| Work instructions |
Select every line in the listings below that contains the string "埃尔夫斯堡" and copy those lines.

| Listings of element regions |
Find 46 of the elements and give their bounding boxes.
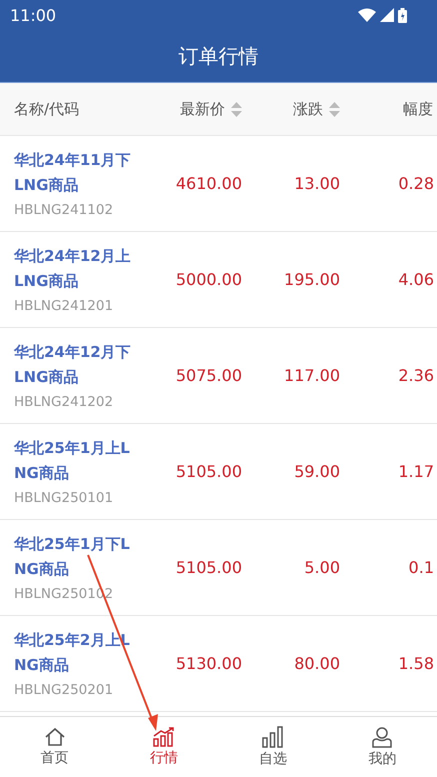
column-header: 幅度 [403, 100, 433, 118]
latest-price: 5130.00 [174, 654, 242, 673]
wifi-icon [358, 8, 376, 22]
change-percent: 1.17 [397, 462, 434, 481]
column-header: 名称/代码 [14, 100, 80, 118]
product-name[interactable]: 华北25年1月上LNG商品 [14, 436, 136, 486]
change-percent: 2.36 [397, 366, 434, 385]
product-name[interactable]: 华北25年1月下LNG商品 [14, 532, 136, 582]
signal-icon [380, 8, 394, 22]
price-change: 59.00 [293, 462, 340, 481]
home-icon [44, 727, 66, 747]
battery-icon [398, 8, 407, 22]
price-change: 80.00 [293, 654, 340, 673]
product-code: HBLNG241102 [14, 200, 114, 220]
status-time: 11:00 [10, 6, 56, 24]
user-icon [371, 726, 394, 748]
nav-tab[interactable]: 首页 [0, 717, 110, 777]
sort-icon[interactable] [329, 102, 340, 116]
product-name[interactable]: 华北24年12月下LNG商品 [14, 340, 136, 390]
change-percent: 1.58 [397, 654, 434, 673]
price-change: 195.00 [283, 270, 340, 289]
change-percent: 0.28 [397, 174, 434, 193]
latest-price: 4610.00 [174, 174, 242, 193]
nav-tab[interactable]: 行情 [109, 717, 218, 777]
column-header[interactable]: 最新价 [180, 100, 225, 118]
bar-chart-icon [152, 727, 175, 747]
latest-price: 5105.00 [174, 558, 242, 577]
price-change: 5.00 [303, 558, 340, 577]
product-name[interactable]: 华北24年12月上LNG商品 [14, 244, 136, 294]
sort-icon[interactable] [231, 102, 242, 116]
product-code: HBLNG250101 [14, 488, 114, 508]
product-code: HBLNG241202 [14, 392, 114, 412]
column-header[interactable]: 涨跌 [293, 100, 323, 118]
nav-tab[interactable]: 自选 [218, 717, 328, 777]
price-change: 117.00 [283, 366, 340, 385]
price-change: 13.00 [293, 174, 340, 193]
change-percent: 0.1 [408, 558, 434, 577]
nav-tab[interactable]: 我的 [328, 717, 437, 777]
latest-price: 5105.00 [174, 462, 242, 481]
latest-price: 5000.00 [174, 270, 242, 289]
product-code: HBLNG250201 [14, 680, 114, 700]
product-code: HBLNG241201 [14, 296, 114, 316]
latest-price: 5075.00 [174, 366, 242, 385]
product-name[interactable]: 华北24年11月下LNG商品 [14, 148, 136, 198]
bar-chart-icon [262, 726, 284, 748]
change-percent: 4.06 [397, 270, 434, 289]
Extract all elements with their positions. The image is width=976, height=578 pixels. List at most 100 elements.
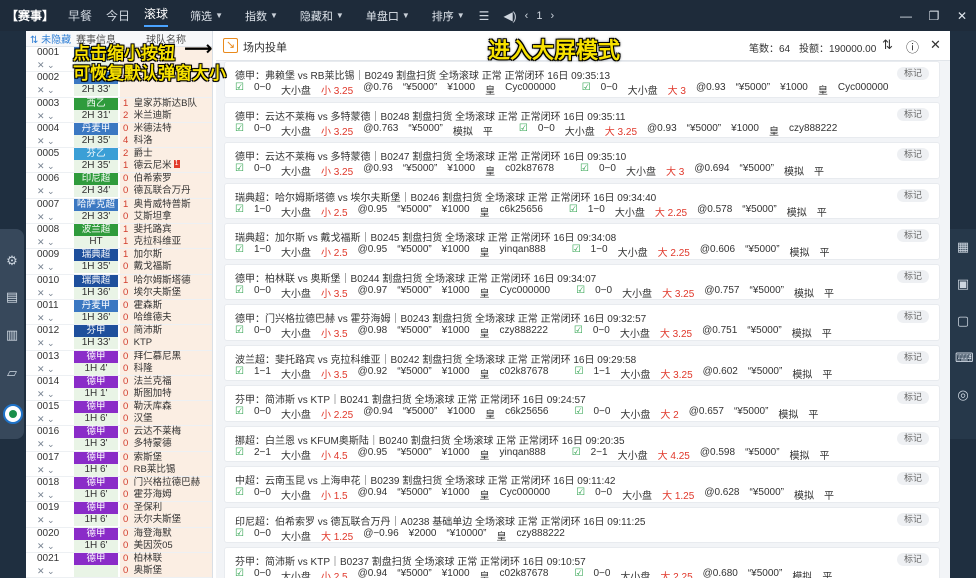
bet-card[interactable]: 德甲：柏林联 vs 奥斯堡｜B0244 割盘扫货 全场滚球 正常 正常闭环 16… bbox=[224, 263, 940, 300]
collapse-icon[interactable]: ✕ ⌄ bbox=[37, 489, 72, 501]
mark-button[interactable]: 标记 bbox=[897, 472, 929, 485]
list-item[interactable]: 0006 ✕ ⌄ 印尼超 2H 34' 0 伯希索罗 0 德瓦联合万丹 bbox=[26, 173, 212, 199]
single-market-dropdown[interactable]: 单盘口 ▼ bbox=[366, 8, 410, 24]
list-item[interactable]: 0013 ✕ ⌄ 德甲 1H 4' 0 拜仁慕尼黑 0 科隆 bbox=[26, 350, 212, 376]
mark-button[interactable]: 标记 bbox=[897, 391, 929, 404]
keyboard-icon[interactable]: ⌨ bbox=[955, 350, 974, 366]
mark-button[interactable]: 标记 bbox=[897, 229, 929, 242]
tab-breakfast[interactable]: 早餐 bbox=[68, 7, 92, 24]
mark-button[interactable]: 标记 bbox=[897, 107, 929, 121]
mark-button[interactable]: 标记 bbox=[897, 553, 929, 566]
restore-icon[interactable]: ❐ bbox=[920, 9, 948, 23]
collapse-icon[interactable]: ✕ ⌄ bbox=[37, 438, 72, 450]
collapse-icon[interactable]: ✕ ⌄ bbox=[37, 363, 72, 375]
list-item[interactable]: 0016 ✕ ⌄ 德甲 1H 3' 0 云达不莱梅 0 多特蒙德 bbox=[26, 426, 212, 452]
row-id: 0018 bbox=[37, 477, 60, 489]
mark-button[interactable]: 标记 bbox=[897, 67, 929, 80]
bet-card[interactable]: 挪超：白兰恩 vs KFUM奥斯陆｜B0240 割盘扫货 全场滚球 正常 正常闭… bbox=[224, 425, 940, 462]
collapse-icon[interactable]: ✕ ⌄ bbox=[37, 185, 72, 197]
list-item[interactable]: 0011 ✕ ⌄ 丹麦甲 1H 36' 0 霍森斯 0 哈维德夫 bbox=[26, 299, 212, 326]
server-icon[interactable]: ▤ bbox=[4, 289, 20, 305]
mark-button[interactable]: 标记 bbox=[897, 350, 929, 364]
volume-icon[interactable]: ◀) bbox=[503, 9, 516, 23]
hide-draw-dropdown[interactable]: 隐藏和 ▼ bbox=[300, 8, 344, 24]
sort-dropdown[interactable]: 排序 ▼ bbox=[432, 8, 465, 24]
mark-button[interactable]: 标记 bbox=[897, 148, 929, 161]
list-item[interactable]: 0018 ✕ ⌄ 德甲 1H 6' 0 门兴格拉德巴赫 0 霍芬海姆 bbox=[26, 477, 212, 503]
collapse-icon[interactable]: ✕ ⌄ bbox=[37, 565, 72, 577]
help-icon[interactable]: ⓘ bbox=[906, 37, 919, 56]
database-icon[interactable]: ▥ bbox=[4, 327, 20, 343]
bet-card[interactable]: 瑞典超：加尔斯 vs 戴戈福斯｜B0245 割盘扫货 全场滚球 正常 正常闭环 … bbox=[224, 223, 940, 260]
list-item[interactable]: 0017 ✕ ⌄ 德甲 1H 6' 0 索斯堡 0 RB莱比锡 bbox=[26, 451, 212, 478]
user-settings-icon[interactable]: ⚙ bbox=[4, 253, 20, 269]
mark-button[interactable]: 标记 bbox=[897, 269, 929, 283]
collapse-icon[interactable]: ✕ ⌄ bbox=[37, 413, 72, 425]
list-item[interactable]: 0021 ✕ ⌄ 德甲 0 柏林联 0 奥斯堡 bbox=[26, 552, 212, 578]
bet-card[interactable]: 德甲：云达不莱梅 vs 多特蒙德｜B0247 割盘扫货 全场滚球 正常 正常闭环… bbox=[224, 142, 940, 179]
collapse-icon[interactable]: ✕ ⌄ bbox=[37, 236, 72, 248]
list-item[interactable]: 0014 ✕ ⌄ 德甲 1H 1' 0 法兰克福 0 斯图加特 bbox=[26, 375, 212, 402]
collapse-icon[interactable]: ✕ ⌄ bbox=[37, 514, 72, 526]
list-item[interactable]: 0012 ✕ ⌄ 芬甲 1H 33' 0 简沛斯 0 KTP bbox=[26, 325, 212, 351]
mark-button[interactable]: 标记 bbox=[897, 188, 929, 202]
list-item[interactable]: 0020 ✕ ⌄ 德甲 1H 6' 0 海登海默 0 美因茨05 bbox=[26, 527, 212, 553]
chart-icon[interactable]: ▱ bbox=[4, 365, 20, 381]
headset-icon[interactable]: ◎ bbox=[955, 387, 971, 403]
page-next-icon[interactable]: › bbox=[550, 10, 554, 22]
mark-button[interactable]: 标记 bbox=[897, 512, 929, 526]
bet-card[interactable]: 德甲：云达不莱梅 vs 多特蒙德｜B0248 割盘扫货 全场滚球 正常 正常闭环… bbox=[224, 101, 940, 138]
close-window-icon[interactable]: ✕ bbox=[948, 9, 976, 23]
close-icon[interactable]: ✕ bbox=[930, 37, 941, 53]
collapse-icon[interactable]: ✕ ⌄ bbox=[37, 110, 72, 122]
grid-icon[interactable]: ▦ bbox=[955, 239, 971, 255]
bet-card[interactable]: 德甲：门兴格拉德巴赫 vs 霍芬海姆｜B0243 割盘扫货 全场滚球 正常 正常… bbox=[224, 304, 940, 341]
list-item[interactable]: 0004 ✕ ⌄ 丹麦甲 2H 35' 0 米德法特 4 科洛 bbox=[26, 122, 212, 149]
hide-toggle[interactable]: ⇅ 未隐藏 bbox=[26, 31, 72, 46]
bet-card[interactable]: 德甲：弗赖堡 vs RB莱比锡｜B0249 割盘扫货 全场滚球 正常 正常闭环 … bbox=[224, 61, 940, 98]
collapse-icon[interactable]: ✕ ⌄ bbox=[37, 464, 72, 476]
clipboard-icon[interactable]: ▣ bbox=[955, 276, 971, 292]
collapse-icon[interactable]: ✕ ⌄ bbox=[37, 540, 72, 552]
collapse-icon[interactable]: ✕ ⌄ bbox=[37, 287, 72, 299]
collapse-icon[interactable]: ✕ ⌄ bbox=[37, 160, 72, 172]
list-item[interactable]: 0005 ✕ ⌄ 芬乙 2H 35' 2 爵士 1 德云尼米 1 bbox=[26, 148, 212, 174]
list-item[interactable]: 0003 ✕ ⌄ 西乙 2H 31' 1 皇家苏斯达B队 2 米兰迪斯 bbox=[26, 97, 212, 123]
mark-button[interactable]: 标记 bbox=[897, 310, 929, 323]
collapse-icon[interactable]: ✕ ⌄ bbox=[37, 388, 72, 400]
collapse-icon[interactable]: ✕ ⌄ bbox=[37, 312, 72, 324]
list-item[interactable]: 0010 ✕ ⌄ 瑞典超 1H 36' 1 哈尔姆斯塔德 0 埃尔夫斯堡 bbox=[26, 274, 212, 300]
collapse-icon[interactable]: ✕ ⌄ bbox=[37, 135, 72, 147]
filter-dropdown[interactable]: 筛选 ▼ bbox=[190, 8, 223, 24]
wallet-icon[interactable]: ▢ bbox=[955, 313, 971, 329]
away-score: 4 bbox=[123, 134, 129, 146]
bet-field: 皇 bbox=[479, 450, 490, 462]
list-item[interactable]: 0007 ✕ ⌄ 哈萨克超 2H 33' 1 奥肯威特普斯 0 艾斯坦拿 bbox=[26, 198, 212, 225]
mark-button[interactable]: 标记 bbox=[897, 431, 929, 445]
collapse-icon[interactable]: ✕ ⌄ bbox=[37, 59, 72, 71]
bet-card[interactable]: 印尼超：伯希索罗 vs 德瓦联合万丹｜A0238 基础单边 全场滚球 正常 正常… bbox=[224, 506, 940, 543]
filter-sliders-icon[interactable]: ⇅ bbox=[882, 37, 893, 53]
bet-card[interactable]: 中超：云南玉昆 vs 上海申花｜B0239 割盘扫货 全场滚球 正常 正常闭环 … bbox=[224, 466, 940, 503]
collapse-icon[interactable]: ✕ ⌄ bbox=[37, 337, 72, 349]
list-item[interactable]: 0015 ✕ ⌄ 德甲 1H 6' 0 勒沃库森 0 汉堡 bbox=[26, 401, 212, 427]
eye-icon[interactable] bbox=[3, 404, 23, 424]
home-team: 云达不莱梅 bbox=[133, 426, 182, 438]
list-item[interactable]: 0009 ✕ ⌄ 瑞典超 1H 35' 1 加尔斯 0 戴戈福斯 bbox=[26, 249, 212, 275]
page-prev-icon[interactable]: ‹ bbox=[525, 10, 529, 22]
collapse-icon[interactable]: ✕ ⌄ bbox=[37, 84, 72, 96]
tab-live[interactable]: 滚球 bbox=[144, 5, 169, 27]
collapse-icon[interactable]: ✕ ⌄ bbox=[37, 211, 72, 223]
tab-today[interactable]: 今日 bbox=[106, 7, 130, 24]
bet-card[interactable]: 芬甲：简沛斯 vs KTP｜B0241 割盘扫货 全场滚球 正常 正常闭环 16… bbox=[224, 385, 940, 422]
minimize-icon[interactable]: — bbox=[892, 9, 920, 23]
settings-sliders-icon[interactable]: ☰ bbox=[479, 9, 490, 23]
bet-field: “¥5000” bbox=[408, 122, 443, 134]
collapse-icon[interactable]: ✕ ⌄ bbox=[37, 261, 72, 273]
list-item[interactable]: 0008 ✕ ⌄ 波兰超 HT 1 斐托路宾 1 克拉科维亚 bbox=[26, 224, 212, 250]
bet-card[interactable]: 波兰超：斐托路宾 vs 克拉科维亚｜B0242 割盘扫货 全场滚球 正常 正常闭… bbox=[224, 344, 940, 381]
index-dropdown[interactable]: 指数 ▼ bbox=[245, 8, 278, 24]
list-item[interactable]: 0019 ✕ ⌄ 德甲 1H 6' 0 圣保利 0 沃尔夫斯堡 bbox=[26, 502, 212, 528]
bet-card[interactable]: 瑞典超：哈尔姆斯塔德 vs 埃尔夫斯堡｜B0246 割盘扫货 全场滚球 正常 正… bbox=[224, 182, 940, 219]
bet-card[interactable]: 芬甲：简沛斯 vs KTP｜B0237 割盘扫货 全场滚球 正常 正常闭环 16… bbox=[224, 547, 940, 578]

| Completed exercise |
list-item[interactable]: 0010 ✕ ⌄ 瑞典超 1H 36' 1 哈尔姆斯塔德 0 埃尔夫斯堡 bbox=[26, 274, 212, 300]
bet-card[interactable]: 瑞典超：哈尔姆斯塔德 vs 埃尔夫斯堡｜B0246 割盘扫货 全场滚球 正常 正… bbox=[224, 182, 940, 219]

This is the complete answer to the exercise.